> **Extracted material**:
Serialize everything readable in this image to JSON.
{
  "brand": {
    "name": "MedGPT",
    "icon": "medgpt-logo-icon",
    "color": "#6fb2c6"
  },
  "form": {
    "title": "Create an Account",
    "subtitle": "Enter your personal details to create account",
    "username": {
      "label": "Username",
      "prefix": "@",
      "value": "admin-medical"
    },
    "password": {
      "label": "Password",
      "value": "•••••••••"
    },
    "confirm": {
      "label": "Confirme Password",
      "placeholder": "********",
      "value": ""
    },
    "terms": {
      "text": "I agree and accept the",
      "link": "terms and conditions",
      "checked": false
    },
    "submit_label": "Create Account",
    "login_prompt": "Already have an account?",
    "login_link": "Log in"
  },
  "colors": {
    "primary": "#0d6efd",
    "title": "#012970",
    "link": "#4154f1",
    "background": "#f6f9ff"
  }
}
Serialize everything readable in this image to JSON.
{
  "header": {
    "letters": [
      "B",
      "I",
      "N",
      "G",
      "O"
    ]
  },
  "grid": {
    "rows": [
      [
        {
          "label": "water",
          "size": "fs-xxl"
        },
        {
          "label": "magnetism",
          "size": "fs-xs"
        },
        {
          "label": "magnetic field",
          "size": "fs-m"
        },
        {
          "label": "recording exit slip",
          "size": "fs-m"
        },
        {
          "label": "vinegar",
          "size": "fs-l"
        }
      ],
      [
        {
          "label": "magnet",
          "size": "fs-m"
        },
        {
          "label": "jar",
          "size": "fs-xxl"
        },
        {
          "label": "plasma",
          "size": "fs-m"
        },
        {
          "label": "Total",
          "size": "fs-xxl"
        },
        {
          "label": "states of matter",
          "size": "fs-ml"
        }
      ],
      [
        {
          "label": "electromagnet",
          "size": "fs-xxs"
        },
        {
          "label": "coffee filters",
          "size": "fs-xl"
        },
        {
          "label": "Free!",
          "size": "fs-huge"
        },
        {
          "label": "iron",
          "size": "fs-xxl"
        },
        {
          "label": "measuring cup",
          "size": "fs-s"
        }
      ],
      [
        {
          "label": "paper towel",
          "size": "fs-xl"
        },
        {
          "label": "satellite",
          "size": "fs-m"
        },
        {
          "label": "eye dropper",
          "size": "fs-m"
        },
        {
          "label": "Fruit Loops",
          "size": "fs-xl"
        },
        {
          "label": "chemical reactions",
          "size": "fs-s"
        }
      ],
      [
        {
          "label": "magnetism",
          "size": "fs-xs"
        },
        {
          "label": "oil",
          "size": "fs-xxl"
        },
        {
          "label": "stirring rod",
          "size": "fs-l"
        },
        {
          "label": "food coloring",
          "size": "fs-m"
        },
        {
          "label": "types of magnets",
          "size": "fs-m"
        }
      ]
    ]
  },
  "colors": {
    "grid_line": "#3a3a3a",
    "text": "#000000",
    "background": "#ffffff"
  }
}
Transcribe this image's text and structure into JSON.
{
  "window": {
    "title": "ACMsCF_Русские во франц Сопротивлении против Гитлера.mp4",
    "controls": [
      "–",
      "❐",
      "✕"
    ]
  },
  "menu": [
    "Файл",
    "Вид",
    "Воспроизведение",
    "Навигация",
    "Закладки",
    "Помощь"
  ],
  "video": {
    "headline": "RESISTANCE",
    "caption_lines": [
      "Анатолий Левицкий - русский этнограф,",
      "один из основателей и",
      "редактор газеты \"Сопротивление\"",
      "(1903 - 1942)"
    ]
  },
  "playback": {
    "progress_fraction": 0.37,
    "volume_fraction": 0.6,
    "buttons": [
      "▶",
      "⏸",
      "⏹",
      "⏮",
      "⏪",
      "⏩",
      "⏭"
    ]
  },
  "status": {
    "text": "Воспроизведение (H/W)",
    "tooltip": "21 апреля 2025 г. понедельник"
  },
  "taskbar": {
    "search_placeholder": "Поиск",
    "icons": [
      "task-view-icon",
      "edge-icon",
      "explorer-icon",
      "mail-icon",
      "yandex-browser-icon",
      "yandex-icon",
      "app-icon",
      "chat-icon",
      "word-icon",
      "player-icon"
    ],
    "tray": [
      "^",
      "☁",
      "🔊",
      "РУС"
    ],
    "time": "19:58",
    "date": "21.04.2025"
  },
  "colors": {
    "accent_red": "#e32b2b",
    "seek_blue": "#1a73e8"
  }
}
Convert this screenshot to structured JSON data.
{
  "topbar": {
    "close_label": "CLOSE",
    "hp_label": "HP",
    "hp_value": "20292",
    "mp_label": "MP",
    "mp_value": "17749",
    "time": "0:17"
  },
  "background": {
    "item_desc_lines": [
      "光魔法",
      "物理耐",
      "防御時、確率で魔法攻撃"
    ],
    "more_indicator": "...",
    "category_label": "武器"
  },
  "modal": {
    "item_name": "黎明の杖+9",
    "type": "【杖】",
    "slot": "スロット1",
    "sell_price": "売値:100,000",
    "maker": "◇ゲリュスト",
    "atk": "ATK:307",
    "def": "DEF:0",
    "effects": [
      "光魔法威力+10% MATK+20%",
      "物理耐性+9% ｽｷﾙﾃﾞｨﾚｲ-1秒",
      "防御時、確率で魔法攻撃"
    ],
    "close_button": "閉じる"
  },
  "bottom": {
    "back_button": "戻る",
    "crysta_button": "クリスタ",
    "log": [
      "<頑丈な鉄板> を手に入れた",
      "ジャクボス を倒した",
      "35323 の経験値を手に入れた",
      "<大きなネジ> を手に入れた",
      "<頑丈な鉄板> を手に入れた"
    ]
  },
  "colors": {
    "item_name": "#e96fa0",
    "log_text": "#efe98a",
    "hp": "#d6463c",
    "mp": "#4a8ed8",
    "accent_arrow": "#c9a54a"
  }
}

> **What to work on**:
The listing above must be transcribed exactly, line by line.

> **Output for this exercise**:
Serialize everything readable in this image to JSON.
{
  "brand": {
    "name": "MedGPT",
    "icon": "medgpt-logo-icon",
    "color": "#6fb2c6"
  },
  "form": {
    "title": "Create an Account",
    "subtitle": "Enter your personal details to create account",
    "username": {
      "label": "Username",
      "prefix": "@",
      "value": "admin-medical"
    },
    "password": {
      "label": "Password",
      "value": "•••••••••"
    },
    "confirm": {
      "label": "Confirme Password",
      "placeholder": "********",
      "value": ""
    },
    "terms": {
      "text": "I agree and accept the",
      "link": "terms and conditions",
      "checked": false
    },
    "submit_label": "Create Account",
    "login_prompt": "Already have an account?",
    "login_link": "Log in"
  },
  "colors": {
    "primary": "#0d6efd",
    "title": "#012970",
    "link": "#4154f1",
    "background": "#f6f9ff"
  }
}
Serialize everything readable in this image to JSON.
{
  "header": {
    "letters": [
      "B",
      "I",
      "N",
      "G",
      "O"
    ]
  },
  "grid": {
    "rows": [
      [
        {
          "label": "water",
          "size": "fs-xxl"
        },
        {
          "label": "magnetism",
          "size": "fs-xs"
        },
        {
          "label": "magnetic field",
          "size": "fs-m"
        },
        {
          "label": "recording exit slip",
          "size": "fs-m"
        },
        {
          "label": "vinegar",
          "size": "fs-l"
        }
      ],
      [
        {
          "label": "magnet",
          "size": "fs-m"
        },
        {
          "label": "jar",
          "size": "fs-xxl"
        },
        {
          "label": "plasma",
          "size": "fs-m"
        },
        {
          "label": "Total",
          "size": "fs-xxl"
        },
        {
          "label": "states of matter",
          "size": "fs-ml"
        }
      ],
      [
        {
          "label": "electromagnet",
          "size": "fs-xxs"
        },
        {
          "label": "coffee filters",
          "size": "fs-xl"
        },
        {
          "label": "Free!",
          "size": "fs-huge"
        },
        {
          "label": "iron",
          "size": "fs-xxl"
        },
        {
          "label": "measuring cup",
          "size": "fs-s"
        }
      ],
      [
        {
          "label": "paper towel",
          "size": "fs-xl"
        },
        {
          "label": "satellite",
          "size": "fs-m"
        },
        {
          "label": "eye dropper",
          "size": "fs-m"
        },
        {
          "label": "Fruit Loops",
          "size": "fs-xl"
        },
        {
          "label": "chemical reactions",
          "size": "fs-s"
        }
      ],
      [
        {
          "label": "magnetism",
          "size": "fs-xs"
        },
        {
          "label": "oil",
          "size": "fs-xxl"
        },
        {
          "label": "stirring rod",
          "size": "fs-l"
        },
        {
          "label": "food coloring",
          "size": "fs-m"
        },
        {
          "label": "types of magnets",
          "size": "fs-m"
        }
      ]
    ]
  },
  "colors": {
    "grid_line": "#3a3a3a",
    "text": "#000000",
    "background": "#ffffff"
  }
}
Transcribe this image's text and structure into JSON.
{
  "window": {
    "title": "ACMsCF_Русские во франц Сопротивлении против Гитлера.mp4",
    "controls": [
      "–",
      "❐",
      "✕"
    ]
  },
  "menu": [
    "Файл",
    "Вид",
    "Воспроизведение",
    "Навигация",
    "Закладки",
    "Помощь"
  ],
  "video": {
    "headline": "RESISTANCE",
    "caption_lines": [
      "Анатолий Левицкий - русский этнограф,",
      "один из основателей и",
      "редактор газеты \"Сопротивление\"",
      "(1903 - 1942)"
    ]
  },
  "playback": {
    "progress_fraction": 0.37,
    "volume_fraction": 0.6,
    "buttons": [
      "▶",
      "⏸",
      "⏹",
      "⏮",
      "⏪",
      "⏩",
      "⏭"
    ]
  },
  "status": {
    "text": "Воспроизведение (H/W)",
    "tooltip": "21 апреля 2025 г. понедельник"
  },
  "taskbar": {
    "search_placeholder": "Поиск",
    "icons": [
      "task-view-icon",
      "edge-icon",
      "explorer-icon",
      "mail-icon",
      "yandex-browser-icon",
      "yandex-icon",
      "app-icon",
      "chat-icon",
      "word-icon",
      "player-icon"
    ],
    "tray": [
      "^",
      "☁",
      "🔊",
      "РУС"
    ],
    "time": "19:58",
    "date": "21.04.2025"
  },
  "colors": {
    "accent_red": "#e32b2b",
    "seek_blue": "#1a73e8"
  }
}
Convert this screenshot to structured JSON data.
{
  "topbar": {
    "close_label": "CLOSE",
    "hp_label": "HP",
    "hp_value": "20292",
    "mp_label": "MP",
    "mp_value": "17749",
    "time": "0:17"
  },
  "background": {
    "item_desc_lines": [
      "光魔法",
      "物理耐",
      "防御時、確率で魔法攻撃"
    ],
    "more_indicator": "...",
    "category_label": "武器"
  },
  "modal": {
    "item_name": "黎明の杖+9",
    "type": "【杖】",
    "slot": "スロット1",
    "sell_price": "売値:100,000",
    "maker": "◇ゲリュスト",
    "atk": "ATK:307",
    "def": "DEF:0",
    "effects": [
      "光魔法威力+10% MATK+20%",
      "物理耐性+9% ｽｷﾙﾃﾞｨﾚｲ-1秒",
      "防御時、確率で魔法攻撃"
    ],
    "close_button": "閉じる"
  },
  "bottom": {
    "back_button": "戻る",
    "crysta_button": "クリスタ",
    "log": [
      "<頑丈な鉄板> を手に入れた",
      "ジャクボス を倒した",
      "35323 の経験値を手に入れた",
      "<大きなネジ> を手に入れた",
      "<頑丈な鉄板> を手に入れた"
    ]
  },
  "colors": {
    "item_name": "#e96fa0",
    "log_text": "#efe98a",
    "hp": "#d6463c",
    "mp": "#4a8ed8",
    "accent_arrow": "#c9a54a"
  }
}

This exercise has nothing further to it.